→ Data lines
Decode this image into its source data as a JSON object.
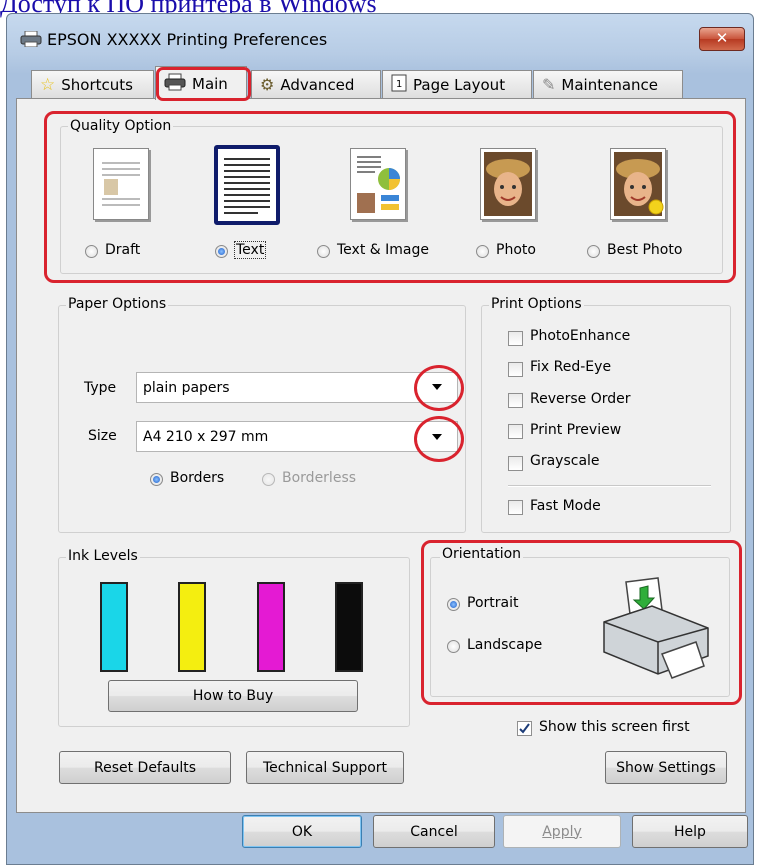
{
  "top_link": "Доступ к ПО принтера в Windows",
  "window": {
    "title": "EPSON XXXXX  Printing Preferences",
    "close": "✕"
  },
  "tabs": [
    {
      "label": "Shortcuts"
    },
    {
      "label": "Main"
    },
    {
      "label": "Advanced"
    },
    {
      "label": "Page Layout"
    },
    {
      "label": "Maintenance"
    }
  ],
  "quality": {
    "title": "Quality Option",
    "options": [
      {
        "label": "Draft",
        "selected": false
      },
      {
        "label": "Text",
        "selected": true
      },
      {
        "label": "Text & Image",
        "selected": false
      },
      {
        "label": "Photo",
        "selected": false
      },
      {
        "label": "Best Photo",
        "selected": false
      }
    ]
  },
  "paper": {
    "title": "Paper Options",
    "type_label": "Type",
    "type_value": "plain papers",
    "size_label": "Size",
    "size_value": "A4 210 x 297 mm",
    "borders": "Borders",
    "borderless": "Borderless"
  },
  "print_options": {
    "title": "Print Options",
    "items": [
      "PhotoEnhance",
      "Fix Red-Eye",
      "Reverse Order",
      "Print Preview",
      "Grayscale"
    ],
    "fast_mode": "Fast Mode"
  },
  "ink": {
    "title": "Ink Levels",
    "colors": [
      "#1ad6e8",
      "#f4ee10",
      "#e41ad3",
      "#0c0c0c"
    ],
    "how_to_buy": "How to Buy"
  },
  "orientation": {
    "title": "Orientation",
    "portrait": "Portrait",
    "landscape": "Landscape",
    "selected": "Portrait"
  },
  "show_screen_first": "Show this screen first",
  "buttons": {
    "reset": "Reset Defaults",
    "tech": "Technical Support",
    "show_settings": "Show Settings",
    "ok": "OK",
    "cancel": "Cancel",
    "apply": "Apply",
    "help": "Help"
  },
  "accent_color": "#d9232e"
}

→ Given exercise
The entries above are to be returned exactly, without their pictures.

→ Completed exercise
Decode this image into its source data as a JSON object.
{
  "top_link": "Доступ к ПО принтера в Windows",
  "window": {
    "title": "EPSON XXXXX  Printing Preferences",
    "close": "✕"
  },
  "tabs": [
    {
      "label": "Shortcuts"
    },
    {
      "label": "Main"
    },
    {
      "label": "Advanced"
    },
    {
      "label": "Page Layout"
    },
    {
      "label": "Maintenance"
    }
  ],
  "quality": {
    "title": "Quality Option",
    "options": [
      {
        "label": "Draft",
        "selected": false
      },
      {
        "label": "Text",
        "selected": true
      },
      {
        "label": "Text & Image",
        "selected": false
      },
      {
        "label": "Photo",
        "selected": false
      },
      {
        "label": "Best Photo",
        "selected": false
      }
    ]
  },
  "paper": {
    "title": "Paper Options",
    "type_label": "Type",
    "type_value": "plain papers",
    "size_label": "Size",
    "size_value": "A4 210 x 297 mm",
    "borders": "Borders",
    "borderless": "Borderless"
  },
  "print_options": {
    "title": "Print Options",
    "items": [
      "PhotoEnhance",
      "Fix Red-Eye",
      "Reverse Order",
      "Print Preview",
      "Grayscale"
    ],
    "fast_mode": "Fast Mode"
  },
  "ink": {
    "title": "Ink Levels",
    "colors": [
      "#1ad6e8",
      "#f4ee10",
      "#e41ad3",
      "#0c0c0c"
    ],
    "how_to_buy": "How to Buy"
  },
  "orientation": {
    "title": "Orientation",
    "portrait": "Portrait",
    "landscape": "Landscape",
    "selected": "Portrait"
  },
  "show_screen_first": "Show this screen first",
  "buttons": {
    "reset": "Reset Defaults",
    "tech": "Technical Support",
    "show_settings": "Show Settings",
    "ok": "OK",
    "cancel": "Cancel",
    "apply": "Apply",
    "help": "Help"
  },
  "accent_color": "#d9232e"
}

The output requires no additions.